Collected data entries:
------------------------------------------------------------------------
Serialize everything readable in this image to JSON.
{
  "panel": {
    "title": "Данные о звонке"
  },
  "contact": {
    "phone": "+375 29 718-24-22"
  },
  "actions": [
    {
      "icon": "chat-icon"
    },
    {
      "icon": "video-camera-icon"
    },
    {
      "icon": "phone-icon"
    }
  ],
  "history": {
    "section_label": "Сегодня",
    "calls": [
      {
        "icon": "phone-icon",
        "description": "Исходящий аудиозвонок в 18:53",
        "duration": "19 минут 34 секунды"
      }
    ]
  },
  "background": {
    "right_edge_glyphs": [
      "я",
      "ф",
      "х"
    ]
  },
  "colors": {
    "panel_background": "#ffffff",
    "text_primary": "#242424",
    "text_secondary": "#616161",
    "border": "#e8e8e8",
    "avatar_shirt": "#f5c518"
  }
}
------------------------------------------------------------------------
The exercise
Repeat all the records. Match each line exactly.

Worked answer
Serialize everything readable in this image to JSON.
{
  "panel": {
    "title": "Данные о звонке"
  },
  "contact": {
    "phone": "+375 29 718-24-22"
  },
  "actions": [
    {
      "icon": "chat-icon"
    },
    {
      "icon": "video-camera-icon"
    },
    {
      "icon": "phone-icon"
    }
  ],
  "history": {
    "section_label": "Сегодня",
    "calls": [
      {
        "icon": "phone-icon",
        "description": "Исходящий аудиозвонок в 18:53",
        "duration": "19 минут 34 секунды"
      }
    ]
  },
  "background": {
    "right_edge_glyphs": [
      "я",
      "ф",
      "х"
    ]
  },
  "colors": {
    "panel_background": "#ffffff",
    "text_primary": "#242424",
    "text_secondary": "#616161",
    "border": "#e8e8e8",
    "avatar_shirt": "#f5c518"
  }
}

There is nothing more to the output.